-- Goal --
Look for the string "Διάγραμμα" in every line, and copy each line that has it.

-- Rows from a figure dataset --
= = = = =

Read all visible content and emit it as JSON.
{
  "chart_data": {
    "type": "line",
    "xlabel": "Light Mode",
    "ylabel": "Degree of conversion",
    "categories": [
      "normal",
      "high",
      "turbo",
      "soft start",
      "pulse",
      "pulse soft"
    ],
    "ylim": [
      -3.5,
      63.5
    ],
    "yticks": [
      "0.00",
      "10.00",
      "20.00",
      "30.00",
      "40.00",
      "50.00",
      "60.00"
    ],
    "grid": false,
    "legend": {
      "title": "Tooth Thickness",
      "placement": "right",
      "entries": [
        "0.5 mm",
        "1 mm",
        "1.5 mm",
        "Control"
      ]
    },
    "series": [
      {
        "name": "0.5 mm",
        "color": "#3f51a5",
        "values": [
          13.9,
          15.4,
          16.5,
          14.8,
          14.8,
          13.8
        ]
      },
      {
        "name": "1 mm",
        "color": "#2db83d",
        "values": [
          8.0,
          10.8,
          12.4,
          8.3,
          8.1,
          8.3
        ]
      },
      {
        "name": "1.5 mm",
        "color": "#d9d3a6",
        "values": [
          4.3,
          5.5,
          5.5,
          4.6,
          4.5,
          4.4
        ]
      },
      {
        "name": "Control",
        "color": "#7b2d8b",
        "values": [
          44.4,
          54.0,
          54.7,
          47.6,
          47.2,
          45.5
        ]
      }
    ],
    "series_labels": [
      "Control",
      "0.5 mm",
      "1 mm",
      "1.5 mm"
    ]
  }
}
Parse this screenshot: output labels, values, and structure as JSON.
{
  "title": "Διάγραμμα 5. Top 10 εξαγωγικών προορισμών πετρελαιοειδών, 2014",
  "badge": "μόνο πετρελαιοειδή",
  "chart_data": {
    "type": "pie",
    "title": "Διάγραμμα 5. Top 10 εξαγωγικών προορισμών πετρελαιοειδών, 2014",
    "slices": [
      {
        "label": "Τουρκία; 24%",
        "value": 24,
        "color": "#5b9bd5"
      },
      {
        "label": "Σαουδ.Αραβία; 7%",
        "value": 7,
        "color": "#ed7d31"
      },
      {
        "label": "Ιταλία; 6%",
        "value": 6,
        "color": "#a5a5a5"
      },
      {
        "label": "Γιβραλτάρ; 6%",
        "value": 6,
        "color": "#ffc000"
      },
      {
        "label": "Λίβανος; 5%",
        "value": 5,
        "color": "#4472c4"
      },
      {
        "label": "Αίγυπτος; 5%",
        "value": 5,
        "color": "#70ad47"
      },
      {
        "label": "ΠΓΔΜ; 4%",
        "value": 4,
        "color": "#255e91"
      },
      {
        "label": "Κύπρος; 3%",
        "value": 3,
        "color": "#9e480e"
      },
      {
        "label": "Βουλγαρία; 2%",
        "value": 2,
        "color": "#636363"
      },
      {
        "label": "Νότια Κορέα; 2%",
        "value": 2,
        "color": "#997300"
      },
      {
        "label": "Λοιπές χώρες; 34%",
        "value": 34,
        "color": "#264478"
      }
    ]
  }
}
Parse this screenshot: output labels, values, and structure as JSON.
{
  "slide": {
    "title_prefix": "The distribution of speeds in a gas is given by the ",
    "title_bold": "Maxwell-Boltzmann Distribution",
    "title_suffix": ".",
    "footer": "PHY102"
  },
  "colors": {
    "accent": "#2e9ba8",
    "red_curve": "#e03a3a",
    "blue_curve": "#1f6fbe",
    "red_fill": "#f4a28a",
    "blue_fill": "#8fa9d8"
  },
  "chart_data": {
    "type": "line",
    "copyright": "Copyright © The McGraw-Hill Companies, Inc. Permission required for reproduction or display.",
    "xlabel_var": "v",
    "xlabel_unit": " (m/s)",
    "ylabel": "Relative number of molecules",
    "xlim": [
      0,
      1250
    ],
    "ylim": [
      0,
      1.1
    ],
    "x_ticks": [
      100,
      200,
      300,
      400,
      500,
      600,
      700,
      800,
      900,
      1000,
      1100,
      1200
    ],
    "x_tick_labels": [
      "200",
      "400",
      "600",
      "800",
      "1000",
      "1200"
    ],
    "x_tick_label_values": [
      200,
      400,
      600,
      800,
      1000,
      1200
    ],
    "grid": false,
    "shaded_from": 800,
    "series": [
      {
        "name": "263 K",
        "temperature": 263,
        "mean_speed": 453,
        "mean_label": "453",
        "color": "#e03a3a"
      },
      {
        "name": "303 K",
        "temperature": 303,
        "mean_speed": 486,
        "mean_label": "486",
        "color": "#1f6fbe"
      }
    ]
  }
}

= = = = =

-- Final result --
  "title": "Διάγραμμα 5. Top 10 εξαγωγικών προορισμών πετρελαιοειδών, 2014",
    "title": "Διάγραμμα 5. Top 10 εξαγωγικών προορισμών πετρελαιοειδών, 2014",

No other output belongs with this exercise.